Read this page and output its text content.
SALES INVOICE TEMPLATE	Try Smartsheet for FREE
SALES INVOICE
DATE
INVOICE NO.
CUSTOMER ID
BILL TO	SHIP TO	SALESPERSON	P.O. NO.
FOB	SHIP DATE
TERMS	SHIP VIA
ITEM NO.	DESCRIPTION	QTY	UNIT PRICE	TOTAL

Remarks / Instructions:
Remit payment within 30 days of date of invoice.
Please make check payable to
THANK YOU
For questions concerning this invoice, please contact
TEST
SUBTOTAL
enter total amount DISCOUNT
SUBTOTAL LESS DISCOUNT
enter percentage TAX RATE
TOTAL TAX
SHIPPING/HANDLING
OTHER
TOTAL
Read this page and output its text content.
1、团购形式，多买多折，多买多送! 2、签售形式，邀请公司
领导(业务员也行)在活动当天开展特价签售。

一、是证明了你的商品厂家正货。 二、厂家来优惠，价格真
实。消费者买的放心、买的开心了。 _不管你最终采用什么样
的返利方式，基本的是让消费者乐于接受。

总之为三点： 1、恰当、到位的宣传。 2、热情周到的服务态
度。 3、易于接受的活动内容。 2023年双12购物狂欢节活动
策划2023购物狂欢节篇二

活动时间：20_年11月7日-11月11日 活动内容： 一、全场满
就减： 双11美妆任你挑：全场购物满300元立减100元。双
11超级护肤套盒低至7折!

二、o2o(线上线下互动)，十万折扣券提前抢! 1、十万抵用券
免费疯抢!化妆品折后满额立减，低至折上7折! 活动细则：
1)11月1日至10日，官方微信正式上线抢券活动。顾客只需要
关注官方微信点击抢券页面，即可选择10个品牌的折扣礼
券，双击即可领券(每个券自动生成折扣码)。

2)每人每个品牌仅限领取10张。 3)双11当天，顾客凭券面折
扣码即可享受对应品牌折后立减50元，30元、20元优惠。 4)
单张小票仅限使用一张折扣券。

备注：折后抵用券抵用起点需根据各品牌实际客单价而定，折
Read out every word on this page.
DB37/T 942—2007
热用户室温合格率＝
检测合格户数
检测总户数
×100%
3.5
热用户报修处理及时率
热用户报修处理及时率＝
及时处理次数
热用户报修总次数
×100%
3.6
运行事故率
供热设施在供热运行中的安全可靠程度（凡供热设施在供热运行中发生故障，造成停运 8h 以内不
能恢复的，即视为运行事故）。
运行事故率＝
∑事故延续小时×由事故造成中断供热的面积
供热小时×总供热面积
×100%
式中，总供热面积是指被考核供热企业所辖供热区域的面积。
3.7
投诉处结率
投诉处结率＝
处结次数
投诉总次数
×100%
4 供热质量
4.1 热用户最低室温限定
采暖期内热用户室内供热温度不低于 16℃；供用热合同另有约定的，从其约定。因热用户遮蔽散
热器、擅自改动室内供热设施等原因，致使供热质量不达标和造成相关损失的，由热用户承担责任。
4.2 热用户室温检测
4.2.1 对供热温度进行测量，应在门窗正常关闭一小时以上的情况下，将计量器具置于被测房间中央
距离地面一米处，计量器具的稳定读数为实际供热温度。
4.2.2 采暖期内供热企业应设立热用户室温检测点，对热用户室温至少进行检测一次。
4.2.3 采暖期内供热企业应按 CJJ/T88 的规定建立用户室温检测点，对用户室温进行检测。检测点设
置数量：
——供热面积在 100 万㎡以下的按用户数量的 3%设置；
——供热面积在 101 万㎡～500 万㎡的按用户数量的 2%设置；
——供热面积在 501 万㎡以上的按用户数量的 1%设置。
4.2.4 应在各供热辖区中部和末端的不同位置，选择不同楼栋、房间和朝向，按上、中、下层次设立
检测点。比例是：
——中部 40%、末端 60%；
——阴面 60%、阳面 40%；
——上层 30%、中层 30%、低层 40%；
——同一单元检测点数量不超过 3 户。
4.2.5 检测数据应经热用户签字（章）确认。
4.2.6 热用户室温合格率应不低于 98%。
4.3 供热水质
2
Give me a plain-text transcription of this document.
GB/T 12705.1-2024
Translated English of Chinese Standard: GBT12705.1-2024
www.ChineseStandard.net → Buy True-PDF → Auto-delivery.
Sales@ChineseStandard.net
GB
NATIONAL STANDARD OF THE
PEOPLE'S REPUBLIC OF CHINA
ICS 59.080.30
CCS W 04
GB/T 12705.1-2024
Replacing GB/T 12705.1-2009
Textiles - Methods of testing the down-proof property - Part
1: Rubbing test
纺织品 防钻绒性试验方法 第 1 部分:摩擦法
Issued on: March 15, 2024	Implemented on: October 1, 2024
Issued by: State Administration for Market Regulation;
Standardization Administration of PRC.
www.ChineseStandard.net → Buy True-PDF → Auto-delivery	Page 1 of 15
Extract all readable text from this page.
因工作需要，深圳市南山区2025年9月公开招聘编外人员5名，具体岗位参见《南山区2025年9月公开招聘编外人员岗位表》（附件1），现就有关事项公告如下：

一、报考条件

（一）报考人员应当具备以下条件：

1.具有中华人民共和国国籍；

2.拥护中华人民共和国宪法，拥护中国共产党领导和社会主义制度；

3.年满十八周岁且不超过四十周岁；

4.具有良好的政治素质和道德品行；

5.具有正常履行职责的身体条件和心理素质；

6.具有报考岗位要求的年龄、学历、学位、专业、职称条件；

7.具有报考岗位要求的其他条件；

════════════════

- _TO DO_: Give the number of lines in the data that contain "Auto", with no other words.

- _FINAL ANSWER_: 2